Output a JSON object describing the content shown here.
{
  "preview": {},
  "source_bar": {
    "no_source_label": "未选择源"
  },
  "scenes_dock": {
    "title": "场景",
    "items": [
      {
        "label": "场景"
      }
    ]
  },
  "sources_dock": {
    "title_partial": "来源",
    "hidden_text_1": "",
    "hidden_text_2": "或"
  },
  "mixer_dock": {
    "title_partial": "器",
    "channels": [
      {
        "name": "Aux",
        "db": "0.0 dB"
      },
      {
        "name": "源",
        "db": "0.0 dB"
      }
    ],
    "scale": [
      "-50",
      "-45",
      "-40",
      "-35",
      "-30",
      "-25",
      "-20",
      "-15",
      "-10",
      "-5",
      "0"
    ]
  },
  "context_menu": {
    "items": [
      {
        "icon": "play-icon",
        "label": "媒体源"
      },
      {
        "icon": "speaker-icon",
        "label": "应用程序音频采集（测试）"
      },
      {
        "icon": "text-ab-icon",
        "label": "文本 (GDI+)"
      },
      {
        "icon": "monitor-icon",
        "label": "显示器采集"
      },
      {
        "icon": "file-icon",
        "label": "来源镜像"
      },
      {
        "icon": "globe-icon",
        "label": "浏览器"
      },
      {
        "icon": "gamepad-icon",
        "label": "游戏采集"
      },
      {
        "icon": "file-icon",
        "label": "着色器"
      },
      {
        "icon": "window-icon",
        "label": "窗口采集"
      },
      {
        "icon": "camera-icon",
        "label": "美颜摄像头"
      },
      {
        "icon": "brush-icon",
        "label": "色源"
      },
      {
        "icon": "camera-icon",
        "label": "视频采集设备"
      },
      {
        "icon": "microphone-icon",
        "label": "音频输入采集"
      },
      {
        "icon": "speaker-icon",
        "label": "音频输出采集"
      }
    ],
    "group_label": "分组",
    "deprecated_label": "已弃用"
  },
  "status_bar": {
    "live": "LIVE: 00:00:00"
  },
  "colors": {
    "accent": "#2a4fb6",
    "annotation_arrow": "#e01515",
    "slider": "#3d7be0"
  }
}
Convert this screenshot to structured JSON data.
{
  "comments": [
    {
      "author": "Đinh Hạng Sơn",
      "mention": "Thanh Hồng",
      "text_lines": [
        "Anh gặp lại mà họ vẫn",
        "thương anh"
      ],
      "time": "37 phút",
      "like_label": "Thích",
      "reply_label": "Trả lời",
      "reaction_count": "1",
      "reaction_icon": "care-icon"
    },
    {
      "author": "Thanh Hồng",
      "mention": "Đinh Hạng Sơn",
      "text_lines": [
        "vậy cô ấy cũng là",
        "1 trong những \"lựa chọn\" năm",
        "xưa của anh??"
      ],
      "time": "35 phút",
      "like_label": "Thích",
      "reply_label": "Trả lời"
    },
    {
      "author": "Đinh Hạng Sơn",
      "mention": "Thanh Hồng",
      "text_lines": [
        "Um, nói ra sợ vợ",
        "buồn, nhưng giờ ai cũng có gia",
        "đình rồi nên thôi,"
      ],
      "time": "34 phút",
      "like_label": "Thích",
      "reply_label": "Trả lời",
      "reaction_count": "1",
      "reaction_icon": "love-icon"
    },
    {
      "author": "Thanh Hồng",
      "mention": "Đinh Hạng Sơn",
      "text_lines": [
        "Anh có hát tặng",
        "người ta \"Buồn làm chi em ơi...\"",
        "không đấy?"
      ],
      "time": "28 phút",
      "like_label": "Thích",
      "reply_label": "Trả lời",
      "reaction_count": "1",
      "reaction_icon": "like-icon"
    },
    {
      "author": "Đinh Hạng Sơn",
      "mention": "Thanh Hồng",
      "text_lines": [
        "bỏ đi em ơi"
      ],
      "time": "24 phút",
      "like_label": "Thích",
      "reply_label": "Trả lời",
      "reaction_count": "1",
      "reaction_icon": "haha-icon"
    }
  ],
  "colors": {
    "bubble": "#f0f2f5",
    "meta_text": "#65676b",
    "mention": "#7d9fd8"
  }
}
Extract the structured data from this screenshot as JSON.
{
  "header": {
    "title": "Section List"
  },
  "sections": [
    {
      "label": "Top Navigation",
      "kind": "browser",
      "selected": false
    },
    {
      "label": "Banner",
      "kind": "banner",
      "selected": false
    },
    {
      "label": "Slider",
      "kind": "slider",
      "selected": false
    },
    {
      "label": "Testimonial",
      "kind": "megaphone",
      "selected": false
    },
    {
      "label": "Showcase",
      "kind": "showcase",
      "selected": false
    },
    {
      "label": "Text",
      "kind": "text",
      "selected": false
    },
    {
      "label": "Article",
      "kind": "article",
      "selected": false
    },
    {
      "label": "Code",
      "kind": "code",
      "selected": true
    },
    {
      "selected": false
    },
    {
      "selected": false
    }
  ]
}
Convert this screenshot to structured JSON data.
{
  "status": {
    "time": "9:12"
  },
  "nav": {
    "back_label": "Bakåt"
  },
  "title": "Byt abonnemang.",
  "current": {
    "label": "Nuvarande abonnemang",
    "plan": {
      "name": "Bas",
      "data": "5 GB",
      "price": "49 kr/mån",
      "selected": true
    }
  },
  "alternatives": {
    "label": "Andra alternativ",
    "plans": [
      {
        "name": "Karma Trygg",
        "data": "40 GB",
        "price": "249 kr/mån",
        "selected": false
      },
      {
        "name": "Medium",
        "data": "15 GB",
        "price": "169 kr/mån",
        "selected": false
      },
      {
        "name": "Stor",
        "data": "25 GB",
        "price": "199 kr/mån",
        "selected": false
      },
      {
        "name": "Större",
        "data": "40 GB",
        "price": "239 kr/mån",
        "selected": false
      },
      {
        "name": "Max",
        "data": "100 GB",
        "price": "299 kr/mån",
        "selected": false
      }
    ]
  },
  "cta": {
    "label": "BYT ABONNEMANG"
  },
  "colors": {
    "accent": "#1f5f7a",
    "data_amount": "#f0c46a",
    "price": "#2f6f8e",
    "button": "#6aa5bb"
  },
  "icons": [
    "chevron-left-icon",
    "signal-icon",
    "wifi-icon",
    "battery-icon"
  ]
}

----

TASK BRIEF>
Word for word, quote all of the data above.

TASK OUTPUT>
Output a JSON object describing the content shown here.
{
  "preview": {},
  "source_bar": {
    "no_source_label": "未选择源"
  },
  "scenes_dock": {
    "title": "场景",
    "items": [
      {
        "label": "场景"
      }
    ]
  },
  "sources_dock": {
    "title_partial": "来源",
    "hidden_text_1": "",
    "hidden_text_2": "或"
  },
  "mixer_dock": {
    "title_partial": "器",
    "channels": [
      {
        "name": "Aux",
        "db": "0.0 dB"
      },
      {
        "name": "源",
        "db": "0.0 dB"
      }
    ],
    "scale": [
      "-50",
      "-45",
      "-40",
      "-35",
      "-30",
      "-25",
      "-20",
      "-15",
      "-10",
      "-5",
      "0"
    ]
  },
  "context_menu": {
    "items": [
      {
        "icon": "play-icon",
        "label": "媒体源"
      },
      {
        "icon": "speaker-icon",
        "label": "应用程序音频采集（测试）"
      },
      {
        "icon": "text-ab-icon",
        "label": "文本 (GDI+)"
      },
      {
        "icon": "monitor-icon",
        "label": "显示器采集"
      },
      {
        "icon": "file-icon",
        "label": "来源镜像"
      },
      {
        "icon": "globe-icon",
        "label": "浏览器"
      },
      {
        "icon": "gamepad-icon",
        "label": "游戏采集"
      },
      {
        "icon": "file-icon",
        "label": "着色器"
      },
      {
        "icon": "window-icon",
        "label": "窗口采集"
      },
      {
        "icon": "camera-icon",
        "label": "美颜摄像头"
      },
      {
        "icon": "brush-icon",
        "label": "色源"
      },
      {
        "icon": "camera-icon",
        "label": "视频采集设备"
      },
      {
        "icon": "microphone-icon",
        "label": "音频输入采集"
      },
      {
        "icon": "speaker-icon",
        "label": "音频输出采集"
      }
    ],
    "group_label": "分组",
    "deprecated_label": "已弃用"
  },
  "status_bar": {
    "live": "LIVE: 00:00:00"
  },
  "colors": {
    "accent": "#2a4fb6",
    "annotation_arrow": "#e01515",
    "slider": "#3d7be0"
  }
}
Convert this screenshot to structured JSON data.
{
  "comments": [
    {
      "author": "Đinh Hạng Sơn",
      "mention": "Thanh Hồng",
      "text_lines": [
        "Anh gặp lại mà họ vẫn",
        "thương anh"
      ],
      "time": "37 phút",
      "like_label": "Thích",
      "reply_label": "Trả lời",
      "reaction_count": "1",
      "reaction_icon": "care-icon"
    },
    {
      "author": "Thanh Hồng",
      "mention": "Đinh Hạng Sơn",
      "text_lines": [
        "vậy cô ấy cũng là",
        "1 trong những \"lựa chọn\" năm",
        "xưa của anh??"
      ],
      "time": "35 phút",
      "like_label": "Thích",
      "reply_label": "Trả lời"
    },
    {
      "author": "Đinh Hạng Sơn",
      "mention": "Thanh Hồng",
      "text_lines": [
        "Um, nói ra sợ vợ",
        "buồn, nhưng giờ ai cũng có gia",
        "đình rồi nên thôi,"
      ],
      "time": "34 phút",
      "like_label": "Thích",
      "reply_label": "Trả lời",
      "reaction_count": "1",
      "reaction_icon": "love-icon"
    },
    {
      "author": "Thanh Hồng",
      "mention": "Đinh Hạng Sơn",
      "text_lines": [
        "Anh có hát tặng",
        "người ta \"Buồn làm chi em ơi...\"",
        "không đấy?"
      ],
      "time": "28 phút",
      "like_label": "Thích",
      "reply_label": "Trả lời",
      "reaction_count": "1",
      "reaction_icon": "like-icon"
    },
    {
      "author": "Đinh Hạng Sơn",
      "mention": "Thanh Hồng",
      "text_lines": [
        "bỏ đi em ơi"
      ],
      "time": "24 phút",
      "like_label": "Thích",
      "reply_label": "Trả lời",
      "reaction_count": "1",
      "reaction_icon": "haha-icon"
    }
  ],
  "colors": {
    "bubble": "#f0f2f5",
    "meta_text": "#65676b",
    "mention": "#7d9fd8"
  }
}
Extract the structured data from this screenshot as JSON.
{
  "header": {
    "title": "Section List"
  },
  "sections": [
    {
      "label": "Top Navigation",
      "kind": "browser",
      "selected": false
    },
    {
      "label": "Banner",
      "kind": "banner",
      "selected": false
    },
    {
      "label": "Slider",
      "kind": "slider",
      "selected": false
    },
    {
      "label": "Testimonial",
      "kind": "megaphone",
      "selected": false
    },
    {
      "label": "Showcase",
      "kind": "showcase",
      "selected": false
    },
    {
      "label": "Text",
      "kind": "text",
      "selected": false
    },
    {
      "label": "Article",
      "kind": "article",
      "selected": false
    },
    {
      "label": "Code",
      "kind": "code",
      "selected": true
    },
    {
      "selected": false
    },
    {
      "selected": false
    }
  ]
}
Convert this screenshot to structured JSON data.
{
  "status": {
    "time": "9:12"
  },
  "nav": {
    "back_label": "Bakåt"
  },
  "title": "Byt abonnemang.",
  "current": {
    "label": "Nuvarande abonnemang",
    "plan": {
      "name": "Bas",
      "data": "5 GB",
      "price": "49 kr/mån",
      "selected": true
    }
  },
  "alternatives": {
    "label": "Andra alternativ",
    "plans": [
      {
        "name": "Karma Trygg",
        "data": "40 GB",
        "price": "249 kr/mån",
        "selected": false
      },
      {
        "name": "Medium",
        "data": "15 GB",
        "price": "169 kr/mån",
        "selected": false
      },
      {
        "name": "Stor",
        "data": "25 GB",
        "price": "199 kr/mån",
        "selected": false
      },
      {
        "name": "Större",
        "data": "40 GB",
        "price": "239 kr/mån",
        "selected": false
      },
      {
        "name": "Max",
        "data": "100 GB",
        "price": "299 kr/mån",
        "selected": false
      }
    ]
  },
  "cta": {
    "label": "BYT ABONNEMANG"
  },
  "colors": {
    "accent": "#1f5f7a",
    "data_amount": "#f0c46a",
    "price": "#2f6f8e",
    "button": "#6aa5bb"
  },
  "icons": [
    "chevron-left-icon",
    "signal-icon",
    "wifi-icon",
    "battery-icon"
  ]
}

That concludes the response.